Material for this task:
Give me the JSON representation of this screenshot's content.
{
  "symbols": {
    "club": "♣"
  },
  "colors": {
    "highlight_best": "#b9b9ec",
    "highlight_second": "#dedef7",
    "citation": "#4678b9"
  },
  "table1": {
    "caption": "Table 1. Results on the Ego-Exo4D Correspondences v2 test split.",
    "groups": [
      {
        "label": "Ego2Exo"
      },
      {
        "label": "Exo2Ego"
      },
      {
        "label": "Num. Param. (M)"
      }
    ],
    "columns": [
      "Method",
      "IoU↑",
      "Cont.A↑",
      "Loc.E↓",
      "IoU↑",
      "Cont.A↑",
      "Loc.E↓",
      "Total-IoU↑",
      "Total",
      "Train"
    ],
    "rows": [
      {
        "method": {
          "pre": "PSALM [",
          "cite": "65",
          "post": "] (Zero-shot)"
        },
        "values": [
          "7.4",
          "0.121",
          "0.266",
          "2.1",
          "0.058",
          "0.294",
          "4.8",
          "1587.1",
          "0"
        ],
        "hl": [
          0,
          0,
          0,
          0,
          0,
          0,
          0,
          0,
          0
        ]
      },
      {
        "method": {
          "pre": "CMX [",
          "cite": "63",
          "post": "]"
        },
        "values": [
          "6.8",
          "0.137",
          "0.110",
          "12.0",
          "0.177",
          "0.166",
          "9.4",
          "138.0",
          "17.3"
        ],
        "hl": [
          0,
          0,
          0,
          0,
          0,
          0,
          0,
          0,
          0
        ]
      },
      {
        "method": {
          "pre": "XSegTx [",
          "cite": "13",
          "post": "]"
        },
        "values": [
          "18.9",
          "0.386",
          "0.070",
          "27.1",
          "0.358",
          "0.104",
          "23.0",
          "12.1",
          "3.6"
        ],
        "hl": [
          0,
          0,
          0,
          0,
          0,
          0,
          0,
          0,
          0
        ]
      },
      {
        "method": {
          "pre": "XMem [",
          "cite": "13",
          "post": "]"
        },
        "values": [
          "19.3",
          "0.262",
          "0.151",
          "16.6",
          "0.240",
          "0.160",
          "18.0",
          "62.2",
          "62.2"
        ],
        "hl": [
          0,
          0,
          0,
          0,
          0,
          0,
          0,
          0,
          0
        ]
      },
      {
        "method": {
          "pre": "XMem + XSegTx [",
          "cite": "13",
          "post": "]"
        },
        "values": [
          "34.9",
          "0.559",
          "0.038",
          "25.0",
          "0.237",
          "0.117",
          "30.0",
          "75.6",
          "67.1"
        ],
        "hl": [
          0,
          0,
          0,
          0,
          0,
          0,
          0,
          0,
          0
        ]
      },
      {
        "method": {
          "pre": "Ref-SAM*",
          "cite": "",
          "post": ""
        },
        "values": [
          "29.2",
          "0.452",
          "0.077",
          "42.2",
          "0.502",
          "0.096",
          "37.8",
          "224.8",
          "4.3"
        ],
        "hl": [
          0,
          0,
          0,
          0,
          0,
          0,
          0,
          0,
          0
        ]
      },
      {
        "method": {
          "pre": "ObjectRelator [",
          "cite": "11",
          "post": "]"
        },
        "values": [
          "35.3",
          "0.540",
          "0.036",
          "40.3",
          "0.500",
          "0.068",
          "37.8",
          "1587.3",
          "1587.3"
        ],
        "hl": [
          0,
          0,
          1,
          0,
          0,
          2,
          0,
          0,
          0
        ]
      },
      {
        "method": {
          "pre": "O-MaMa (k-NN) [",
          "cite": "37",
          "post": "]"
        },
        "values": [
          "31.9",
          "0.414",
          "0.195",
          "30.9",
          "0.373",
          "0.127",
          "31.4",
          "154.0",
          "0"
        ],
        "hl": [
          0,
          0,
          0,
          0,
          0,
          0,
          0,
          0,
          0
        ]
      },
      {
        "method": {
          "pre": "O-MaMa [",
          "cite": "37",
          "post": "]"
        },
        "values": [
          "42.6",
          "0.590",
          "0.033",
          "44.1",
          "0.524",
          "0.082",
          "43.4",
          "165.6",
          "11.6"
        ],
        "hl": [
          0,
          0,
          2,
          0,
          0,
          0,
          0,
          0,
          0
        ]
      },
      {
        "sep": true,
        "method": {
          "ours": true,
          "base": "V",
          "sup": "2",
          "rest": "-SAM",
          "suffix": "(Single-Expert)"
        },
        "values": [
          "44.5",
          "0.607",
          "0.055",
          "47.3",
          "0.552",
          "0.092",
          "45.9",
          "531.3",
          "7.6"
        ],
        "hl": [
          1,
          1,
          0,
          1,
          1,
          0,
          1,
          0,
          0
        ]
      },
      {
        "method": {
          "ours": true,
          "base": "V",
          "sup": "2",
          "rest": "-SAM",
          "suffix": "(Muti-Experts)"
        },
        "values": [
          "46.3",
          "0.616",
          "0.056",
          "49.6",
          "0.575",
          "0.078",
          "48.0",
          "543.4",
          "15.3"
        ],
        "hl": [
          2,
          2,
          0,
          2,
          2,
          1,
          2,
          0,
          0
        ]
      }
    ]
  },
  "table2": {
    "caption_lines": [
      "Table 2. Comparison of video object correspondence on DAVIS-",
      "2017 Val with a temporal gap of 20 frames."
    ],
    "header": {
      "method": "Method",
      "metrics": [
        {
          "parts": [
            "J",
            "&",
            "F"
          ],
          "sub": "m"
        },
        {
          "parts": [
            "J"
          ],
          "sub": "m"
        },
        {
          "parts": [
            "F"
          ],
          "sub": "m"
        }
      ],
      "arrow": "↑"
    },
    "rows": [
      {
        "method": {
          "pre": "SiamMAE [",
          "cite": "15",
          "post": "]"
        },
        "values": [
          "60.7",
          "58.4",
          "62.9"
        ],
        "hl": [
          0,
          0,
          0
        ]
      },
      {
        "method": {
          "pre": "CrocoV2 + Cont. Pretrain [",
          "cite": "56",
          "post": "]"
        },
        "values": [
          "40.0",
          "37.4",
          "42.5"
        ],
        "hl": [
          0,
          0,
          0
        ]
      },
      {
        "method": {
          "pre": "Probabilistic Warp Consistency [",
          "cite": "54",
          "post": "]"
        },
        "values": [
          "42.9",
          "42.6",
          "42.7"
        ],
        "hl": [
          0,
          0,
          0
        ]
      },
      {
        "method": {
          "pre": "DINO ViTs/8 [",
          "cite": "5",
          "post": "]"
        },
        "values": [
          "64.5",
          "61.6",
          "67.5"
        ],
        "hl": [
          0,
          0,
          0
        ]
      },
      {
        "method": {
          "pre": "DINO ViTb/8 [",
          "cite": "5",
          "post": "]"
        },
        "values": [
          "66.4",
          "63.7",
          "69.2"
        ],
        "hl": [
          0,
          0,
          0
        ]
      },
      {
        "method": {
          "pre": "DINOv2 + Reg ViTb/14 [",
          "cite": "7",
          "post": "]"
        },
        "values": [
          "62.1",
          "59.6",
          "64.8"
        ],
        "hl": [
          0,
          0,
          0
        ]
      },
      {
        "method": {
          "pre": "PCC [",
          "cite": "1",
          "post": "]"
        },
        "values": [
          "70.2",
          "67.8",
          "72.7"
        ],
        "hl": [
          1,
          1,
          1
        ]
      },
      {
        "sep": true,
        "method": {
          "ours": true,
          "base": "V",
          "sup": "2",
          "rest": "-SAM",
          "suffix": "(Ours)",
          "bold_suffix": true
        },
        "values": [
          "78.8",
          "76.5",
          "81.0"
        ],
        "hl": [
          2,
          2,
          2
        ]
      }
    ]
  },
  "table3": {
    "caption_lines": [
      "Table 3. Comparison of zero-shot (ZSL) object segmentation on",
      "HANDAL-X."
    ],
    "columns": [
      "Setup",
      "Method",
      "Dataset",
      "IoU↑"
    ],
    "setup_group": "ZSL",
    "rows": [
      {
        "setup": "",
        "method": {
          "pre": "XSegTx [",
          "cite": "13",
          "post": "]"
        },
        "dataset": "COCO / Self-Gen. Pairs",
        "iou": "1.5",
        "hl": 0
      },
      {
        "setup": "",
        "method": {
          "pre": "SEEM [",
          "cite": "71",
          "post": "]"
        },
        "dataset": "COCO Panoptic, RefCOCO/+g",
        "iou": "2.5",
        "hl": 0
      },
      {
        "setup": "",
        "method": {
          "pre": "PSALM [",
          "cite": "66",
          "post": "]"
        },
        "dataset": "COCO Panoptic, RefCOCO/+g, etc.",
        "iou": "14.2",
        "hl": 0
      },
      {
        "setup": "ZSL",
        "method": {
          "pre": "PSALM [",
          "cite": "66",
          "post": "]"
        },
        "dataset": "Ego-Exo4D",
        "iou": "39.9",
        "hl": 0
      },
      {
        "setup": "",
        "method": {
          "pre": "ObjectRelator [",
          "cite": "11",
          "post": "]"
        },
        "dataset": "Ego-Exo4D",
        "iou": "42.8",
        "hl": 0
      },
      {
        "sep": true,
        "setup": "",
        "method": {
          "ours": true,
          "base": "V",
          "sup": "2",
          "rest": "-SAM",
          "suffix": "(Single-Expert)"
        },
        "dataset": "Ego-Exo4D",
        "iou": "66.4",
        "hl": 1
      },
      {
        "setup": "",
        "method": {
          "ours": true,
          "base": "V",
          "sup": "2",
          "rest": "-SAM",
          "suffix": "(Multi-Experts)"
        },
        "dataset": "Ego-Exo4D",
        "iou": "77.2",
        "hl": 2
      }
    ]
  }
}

What is asked: Your answer should be one number: how many lines in the material above contain the string "ViTb".

Correct output: 2